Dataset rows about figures

_____

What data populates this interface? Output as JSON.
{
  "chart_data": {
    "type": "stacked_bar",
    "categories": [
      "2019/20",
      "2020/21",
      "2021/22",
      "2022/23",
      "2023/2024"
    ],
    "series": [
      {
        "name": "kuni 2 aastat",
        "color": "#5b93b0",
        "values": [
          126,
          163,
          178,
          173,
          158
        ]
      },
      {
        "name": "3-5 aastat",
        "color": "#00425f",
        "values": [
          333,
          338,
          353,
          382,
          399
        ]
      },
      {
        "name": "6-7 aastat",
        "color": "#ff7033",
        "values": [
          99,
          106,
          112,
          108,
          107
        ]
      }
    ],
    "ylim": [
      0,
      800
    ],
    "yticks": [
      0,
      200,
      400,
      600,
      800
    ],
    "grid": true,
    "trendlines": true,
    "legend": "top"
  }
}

_____

Repeat the data verbatim.

## [Correct answer]
What data populates this interface? Output as JSON.
{
  "chart_data": {
    "type": "stacked_bar",
    "categories": [
      "2019/20",
      "2020/21",
      "2021/22",
      "2022/23",
      "2023/2024"
    ],
    "series": [
      {
        "name": "kuni 2 aastat",
        "color": "#5b93b0",
        "values": [
          126,
          163,
          178,
          173,
          158
        ]
      },
      {
        "name": "3-5 aastat",
        "color": "#00425f",
        "values": [
          333,
          338,
          353,
          382,
          399
        ]
      },
      {
        "name": "6-7 aastat",
        "color": "#ff7033",
        "values": [
          99,
          106,
          112,
          108,
          107
        ]
      }
    ],
    "ylim": [
      0,
      800
    ],
    "yticks": [
      0,
      200,
      400,
      600,
      800
    ],
    "grid": true,
    "trendlines": true,
    "legend": "top"
  }
}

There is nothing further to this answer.